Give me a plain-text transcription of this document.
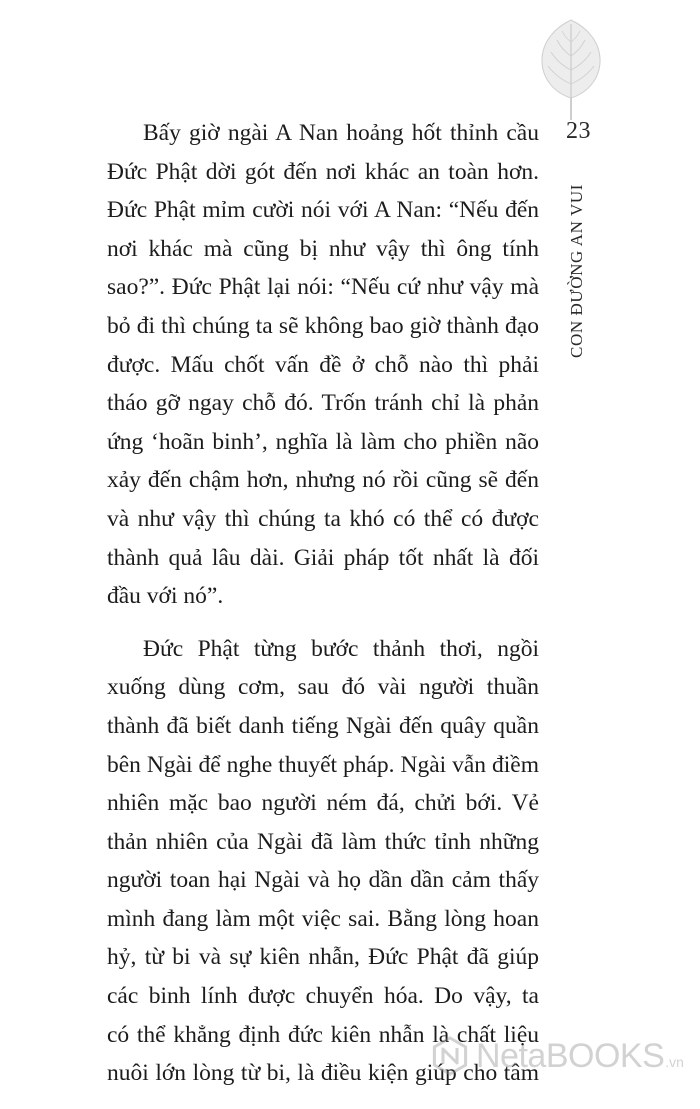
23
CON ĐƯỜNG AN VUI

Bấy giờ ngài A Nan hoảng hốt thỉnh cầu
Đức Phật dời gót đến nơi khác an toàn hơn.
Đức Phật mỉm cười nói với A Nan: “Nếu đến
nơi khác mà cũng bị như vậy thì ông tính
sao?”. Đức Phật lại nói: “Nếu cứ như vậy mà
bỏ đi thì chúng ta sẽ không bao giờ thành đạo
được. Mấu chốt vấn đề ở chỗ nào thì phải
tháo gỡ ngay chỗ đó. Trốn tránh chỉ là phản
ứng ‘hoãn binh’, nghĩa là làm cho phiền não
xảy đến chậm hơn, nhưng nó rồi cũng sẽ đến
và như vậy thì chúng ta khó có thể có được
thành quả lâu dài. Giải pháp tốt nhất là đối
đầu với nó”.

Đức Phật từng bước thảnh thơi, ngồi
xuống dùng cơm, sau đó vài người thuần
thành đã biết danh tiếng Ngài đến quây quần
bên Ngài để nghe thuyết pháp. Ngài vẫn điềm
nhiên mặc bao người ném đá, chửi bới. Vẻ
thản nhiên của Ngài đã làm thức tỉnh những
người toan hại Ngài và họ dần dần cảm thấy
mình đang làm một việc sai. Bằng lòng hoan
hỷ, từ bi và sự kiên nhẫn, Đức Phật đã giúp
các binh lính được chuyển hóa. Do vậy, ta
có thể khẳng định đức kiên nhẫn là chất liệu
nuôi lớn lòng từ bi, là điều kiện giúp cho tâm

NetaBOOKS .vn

----------

_Exercise_: Restate the listing above word for word, and skip the pictures.

_Correct output_:
Give me a plain-text transcription of this document.
23
CON ĐƯỜNG AN VUI

Bấy giờ ngài A Nan hoảng hốt thỉnh cầu
Đức Phật dời gót đến nơi khác an toàn hơn.
Đức Phật mỉm cười nói với A Nan: “Nếu đến
nơi khác mà cũng bị như vậy thì ông tính
sao?”. Đức Phật lại nói: “Nếu cứ như vậy mà
bỏ đi thì chúng ta sẽ không bao giờ thành đạo
được. Mấu chốt vấn đề ở chỗ nào thì phải
tháo gỡ ngay chỗ đó. Trốn tránh chỉ là phản
ứng ‘hoãn binh’, nghĩa là làm cho phiền não
xảy đến chậm hơn, nhưng nó rồi cũng sẽ đến
và như vậy thì chúng ta khó có thể có được
thành quả lâu dài. Giải pháp tốt nhất là đối
đầu với nó”.

Đức Phật từng bước thảnh thơi, ngồi
xuống dùng cơm, sau đó vài người thuần
thành đã biết danh tiếng Ngài đến quây quần
bên Ngài để nghe thuyết pháp. Ngài vẫn điềm
nhiên mặc bao người ném đá, chửi bới. Vẻ
thản nhiên của Ngài đã làm thức tỉnh những
người toan hại Ngài và họ dần dần cảm thấy
mình đang làm một việc sai. Bằng lòng hoan
hỷ, từ bi và sự kiên nhẫn, Đức Phật đã giúp
các binh lính được chuyển hóa. Do vậy, ta
có thể khẳng định đức kiên nhẫn là chất liệu
nuôi lớn lòng từ bi, là điều kiện giúp cho tâm

NetaBOOKS .vn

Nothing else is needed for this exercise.